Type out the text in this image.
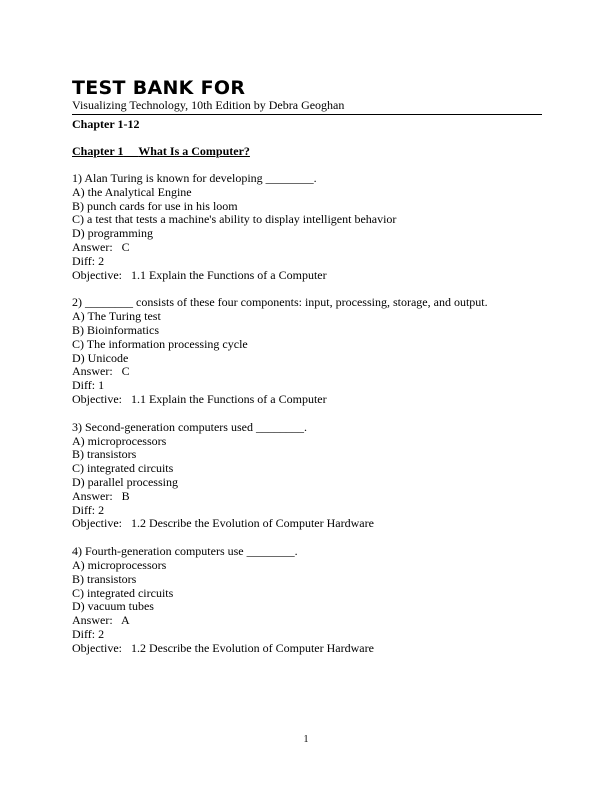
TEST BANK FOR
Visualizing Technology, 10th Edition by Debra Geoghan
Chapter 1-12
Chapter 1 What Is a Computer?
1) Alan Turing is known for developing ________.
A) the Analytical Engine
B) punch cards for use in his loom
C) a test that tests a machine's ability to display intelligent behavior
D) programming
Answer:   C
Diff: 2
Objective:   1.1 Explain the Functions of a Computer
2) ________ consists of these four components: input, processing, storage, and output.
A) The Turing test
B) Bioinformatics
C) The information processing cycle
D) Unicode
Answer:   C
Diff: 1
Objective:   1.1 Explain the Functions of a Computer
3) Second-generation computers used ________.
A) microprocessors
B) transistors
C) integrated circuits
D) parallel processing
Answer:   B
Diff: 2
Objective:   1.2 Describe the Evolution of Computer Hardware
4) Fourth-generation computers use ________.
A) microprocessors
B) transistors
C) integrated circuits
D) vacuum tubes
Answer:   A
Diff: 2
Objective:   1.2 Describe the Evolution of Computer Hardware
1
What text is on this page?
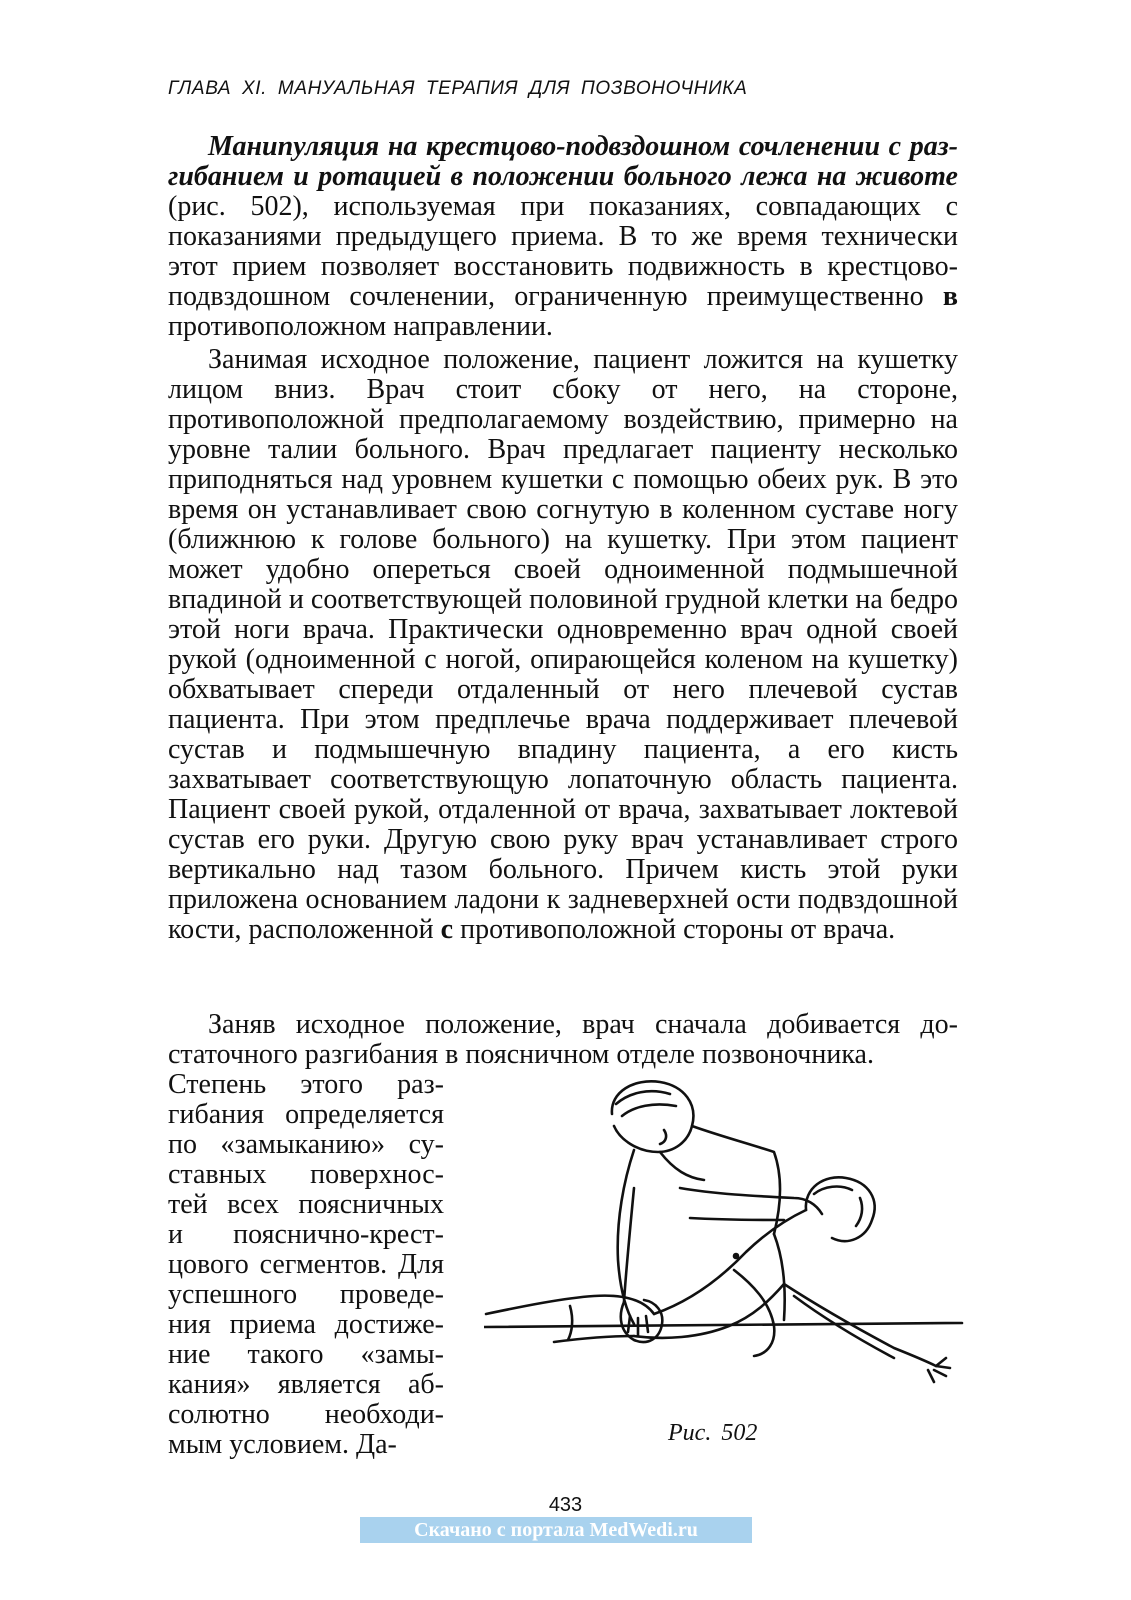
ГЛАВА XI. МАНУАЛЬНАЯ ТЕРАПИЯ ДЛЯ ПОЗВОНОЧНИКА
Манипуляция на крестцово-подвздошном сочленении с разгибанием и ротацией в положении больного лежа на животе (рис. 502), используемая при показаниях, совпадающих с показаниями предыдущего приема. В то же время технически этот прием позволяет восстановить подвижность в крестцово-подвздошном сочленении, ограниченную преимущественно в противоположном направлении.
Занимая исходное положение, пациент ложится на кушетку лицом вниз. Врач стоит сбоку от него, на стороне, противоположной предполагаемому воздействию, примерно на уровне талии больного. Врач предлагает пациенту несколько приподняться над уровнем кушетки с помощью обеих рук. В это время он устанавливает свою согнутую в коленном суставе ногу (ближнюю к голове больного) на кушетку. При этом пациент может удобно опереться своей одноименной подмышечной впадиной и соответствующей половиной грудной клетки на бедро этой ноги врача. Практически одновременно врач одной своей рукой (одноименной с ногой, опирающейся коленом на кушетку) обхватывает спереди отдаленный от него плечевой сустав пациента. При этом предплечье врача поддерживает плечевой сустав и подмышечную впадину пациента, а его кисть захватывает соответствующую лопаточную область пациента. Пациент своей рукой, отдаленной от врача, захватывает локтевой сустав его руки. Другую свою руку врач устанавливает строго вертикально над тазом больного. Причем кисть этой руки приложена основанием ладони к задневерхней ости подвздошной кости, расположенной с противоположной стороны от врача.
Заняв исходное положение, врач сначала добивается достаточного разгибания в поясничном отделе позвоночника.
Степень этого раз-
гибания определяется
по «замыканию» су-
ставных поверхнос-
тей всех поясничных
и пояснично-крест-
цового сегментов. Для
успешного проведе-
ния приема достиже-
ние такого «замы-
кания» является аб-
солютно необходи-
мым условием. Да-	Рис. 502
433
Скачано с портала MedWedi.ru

= = =

Exercise brief:
Without including the pictures, return each record above exactly as it stands.

Result:
Type out the text in this image.
TEST BANK FOR
Visualizing Technology, 10th Edition by Debra Geoghan
Chapter 1-12
Chapter 1 What Is a Computer?
1) Alan Turing is known for developing ________.
A) the Analytical Engine
B) punch cards for use in his loom
C) a test that tests a machine's ability to display intelligent behavior
D) programming
Answer:   C
Diff: 2
Objective:   1.1 Explain the Functions of a Computer
2) ________ consists of these four components: input, processing, storage, and output.
A) The Turing test
B) Bioinformatics
C) The information processing cycle
D) Unicode
Answer:   C
Diff: 1
Objective:   1.1 Explain the Functions of a Computer
3) Second-generation computers used ________.
A) microprocessors
B) transistors
C) integrated circuits
D) parallel processing
Answer:   B
Diff: 2
Objective:   1.2 Describe the Evolution of Computer Hardware
4) Fourth-generation computers use ________.
A) microprocessors
B) transistors
C) integrated circuits
D) vacuum tubes
Answer:   A
Diff: 2
Objective:   1.2 Describe the Evolution of Computer Hardware
1
What text is on this page?
ГЛАВА XI. МАНУАЛЬНАЯ ТЕРАПИЯ ДЛЯ ПОЗВОНОЧНИКА
Манипуляция на крестцово-подвздошном сочленении с разгибанием и ротацией в положении больного лежа на животе (рис. 502), используемая при показаниях, совпадающих с показаниями предыдущего приема. В то же время технически этот прием позволяет восстановить подвижность в крестцово-подвздошном сочленении, ограниченную преимущественно в противоположном направлении.
Занимая исходное положение, пациент ложится на кушетку лицом вниз. Врач стоит сбоку от него, на стороне, противоположной предполагаемому воздействию, примерно на уровне талии больного. Врач предлагает пациенту несколько приподняться над уровнем кушетки с помощью обеих рук. В это время он устанавливает свою согнутую в коленном суставе ногу (ближнюю к голове больного) на кушетку. При этом пациент может удобно опереться своей одноименной подмышечной впадиной и соответствующей половиной грудной клетки на бедро этой ноги врача. Практически одновременно врач одной своей рукой (одноименной с ногой, опирающейся коленом на кушетку) обхватывает спереди отдаленный от него плечевой сустав пациента. При этом предплечье врача поддерживает плечевой сустав и подмышечную впадину пациента, а его кисть захватывает соответствующую лопаточную область пациента. Пациент своей рукой, отдаленной от врача, захватывает локтевой сустав его руки. Другую свою руку врач устанавливает строго вертикально над тазом больного. Причем кисть этой руки приложена основанием ладони к задневерхней ости подвздошной кости, расположенной с противоположной стороны от врача.
Заняв исходное положение, врач сначала добивается достаточного разгибания в поясничном отделе позвоночника.
Степень этого раз-
гибания определяется
по «замыканию» су-
ставных поверхнос-
тей всех поясничных
и пояснично-крест-
цового сегментов. Для
успешного проведе-
ния приема достиже-
ние такого «замы-
кания» является аб-
солютно необходи-
мым условием. Да-	Рис. 502
433
Скачано с портала MedWedi.ru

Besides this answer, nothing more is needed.